Обсуждение: COALESCE doccumentation

Поиск
Список
Период
Сортировка

COALESCE doccumentation

От
PG Doc comments form
Дата:
The following documentation comment has been logged on the website:

Page: https://www.postgresql.org/docs/11/functions-conditional.html
Description:

The documentation says:

"The COALESCE function returns the first of its arguments that is not null.
Null is returned only if all arguments are null. It is often used to
substitute a default value for null values when data is retrieved for
display, for example"

Which is NOT TRUE. In addition, it is obscure and misleading.

The COALESCE(<value expression>, ..., <value expression>) scans the list of
<value expression>s from left to right, determines the highest data type in
the list and returns the first non-NULL in the list, casting it to the
highest data type selected in the previous step, but if all the <value
expressions>s are NULL, the result is NULL. In case when any of the <value
expressions>s in the list cannot be evaluated to the highest data type then
exception is thrown.

STATED PROBLEM A
Rewrite the stretch of the documentation comment from "Null is returned" through "exception is thrown.", swapping "exception" for "error".

DATASET ROWS
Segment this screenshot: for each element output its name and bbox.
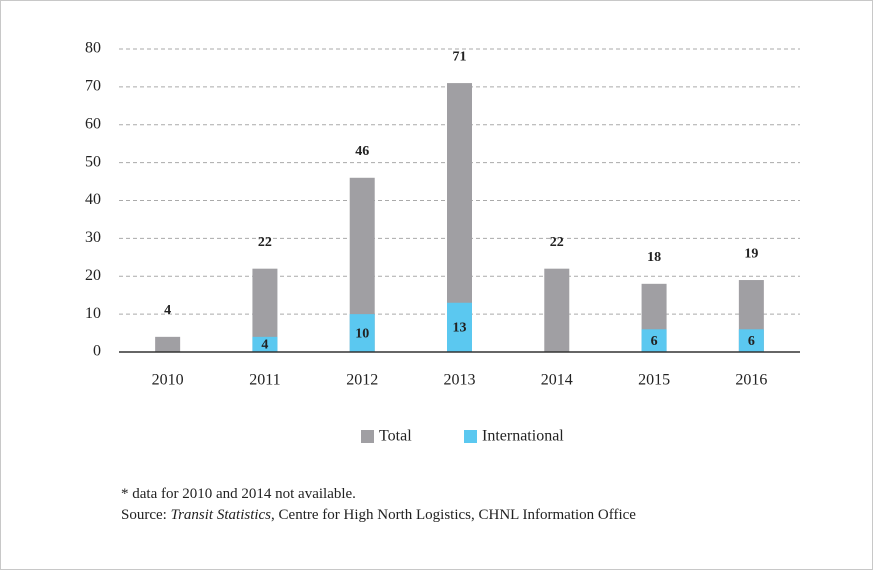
x-tick-label: 2016 <box>735 372 767 389</box>
source-title: Transit Statistics <box>170 507 272 523</box>
legend-label: Total <box>379 428 412 445</box>
value-label: 71 <box>453 49 467 64</box>
value-label: 4 <box>164 303 171 318</box>
source-rest: , Centre for High North Logistics, CHNL … <box>271 507 636 523</box>
bar <box>738 329 764 352</box>
legend-label: International <box>482 428 564 445</box>
value-label: 6 <box>651 334 658 349</box>
y-tick-label: 50 <box>85 153 101 170</box>
bar <box>447 302 472 352</box>
y-tick-label: 30 <box>85 229 101 246</box>
legend-swatch <box>361 430 374 443</box>
bar <box>155 336 181 352</box>
x-tick-label: 2010 <box>152 372 184 389</box>
bar <box>252 336 278 352</box>
x-tick-label: 2012 <box>346 372 378 389</box>
x-tick-label: 2015 <box>638 372 670 389</box>
value-label: 19 <box>744 246 758 261</box>
y-tick-label: 10 <box>85 305 101 322</box>
value-label: 18 <box>647 250 661 265</box>
value-label: 22 <box>258 235 272 250</box>
y-tick-label: 0 <box>93 343 101 360</box>
value-label: 13 <box>453 321 467 336</box>
y-tick-label: 60 <box>85 115 101 132</box>
x-tick-label: 2014 <box>541 372 573 389</box>
source: Source: Transit Statistics, Centre for H… <box>121 507 636 524</box>
x-tick-label: 2013 <box>444 372 476 389</box>
bar <box>349 314 375 352</box>
value-label: 6 <box>748 334 755 349</box>
value-label: 46 <box>355 144 369 159</box>
bar <box>544 268 570 352</box>
x-tick-label: 2011 <box>249 372 280 389</box>
y-tick-label: 20 <box>85 267 101 284</box>
bar <box>641 329 667 352</box>
footnote: * data for 2010 and 2014 not available. <box>121 486 356 502</box>
value-label: 4 <box>261 338 268 353</box>
y-tick-label: 70 <box>85 78 101 95</box>
legend-swatch <box>464 430 477 443</box>
value-label: 22 <box>550 235 564 250</box>
y-tick-label: 40 <box>85 191 101 208</box>
value-label: 10 <box>355 326 369 341</box>
source-prefix: Source: <box>121 507 171 523</box>
y-tick-label: 80 <box>85 40 101 57</box>
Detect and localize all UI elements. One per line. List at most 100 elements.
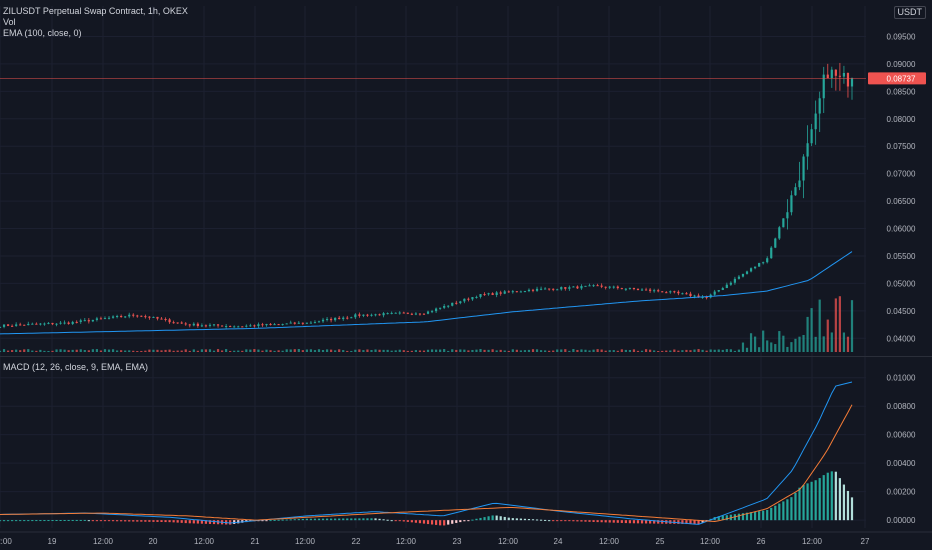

STATED PROBLEM B
Please echo both records above line for line, leaving out the pictures.

TASK ANSWER A
Null is returned only if all arguments are null. It is often used to
substitute a default value for null values when data is retrieved for
display, for example"

Which is NOT TRUE. In addition, it is obscure and misleading.

The COALESCE(<value expression>, ..., <value expression>) scans the list of
<value expression>s from left to right, determines the highest data type in
the list and returns the first non-NULL in the list, casting it to the
highest data type selected in the previous step, but if all the <value
expressions>s are NULL, the result is NULL. In case when any of the <value
expressions>s in the list cannot be evaluated to the highest data type then
error is thrown.

TASK ANSWER B
Segment this screenshot: for each element output its name and bbox.
x-tick-label: 2016 <box>735 372 767 389</box>
source-title: Transit Statistics <box>170 507 272 523</box>
legend-label: Total <box>379 428 412 445</box>
value-label: 71 <box>453 49 467 64</box>
value-label: 4 <box>164 303 171 318</box>
source-rest: , Centre for High North Logistics, CHNL … <box>271 507 636 523</box>
bar <box>738 329 764 352</box>
legend-label: International <box>482 428 564 445</box>
value-label: 6 <box>651 334 658 349</box>
y-tick-label: 50 <box>85 153 101 170</box>
bar <box>447 302 472 352</box>
y-tick-label: 30 <box>85 229 101 246</box>
legend-swatch <box>361 430 374 443</box>
bar <box>155 336 181 352</box>
x-tick-label: 2010 <box>152 372 184 389</box>
bar <box>252 336 278 352</box>
x-tick-label: 2012 <box>346 372 378 389</box>
x-tick-label: 2015 <box>638 372 670 389</box>
value-label: 19 <box>744 246 758 261</box>
y-tick-label: 10 <box>85 305 101 322</box>
value-label: 18 <box>647 250 661 265</box>
value-label: 22 <box>258 235 272 250</box>
y-tick-label: 0 <box>93 343 101 360</box>
value-label: 13 <box>453 321 467 336</box>
y-tick-label: 60 <box>85 115 101 132</box>
x-tick-label: 2014 <box>541 372 573 389</box>
source: Source: Transit Statistics, Centre for H… <box>121 507 636 524</box>
x-tick-label: 2013 <box>444 372 476 389</box>
bar <box>349 314 375 352</box>
value-label: 6 <box>748 334 755 349</box>
value-label: 46 <box>355 144 369 159</box>
bar <box>544 268 570 352</box>
x-tick-label: 2011 <box>249 372 280 389</box>
y-tick-label: 20 <box>85 267 101 284</box>
bar <box>641 329 667 352</box>
footnote: * data for 2010 and 2014 not available. <box>121 486 356 502</box>
value-label: 4 <box>261 338 268 353</box>
y-tick-label: 70 <box>85 78 101 95</box>
legend-swatch <box>464 430 477 443</box>
value-label: 22 <box>550 235 564 250</box>
y-tick-label: 40 <box>85 191 101 208</box>
value-label: 10 <box>355 326 369 341</box>
source-prefix: Source: <box>121 507 171 523</box>
y-tick-label: 80 <box>85 40 101 57</box>
Detect and localize all UI elements. One per line. List at most 100 elements.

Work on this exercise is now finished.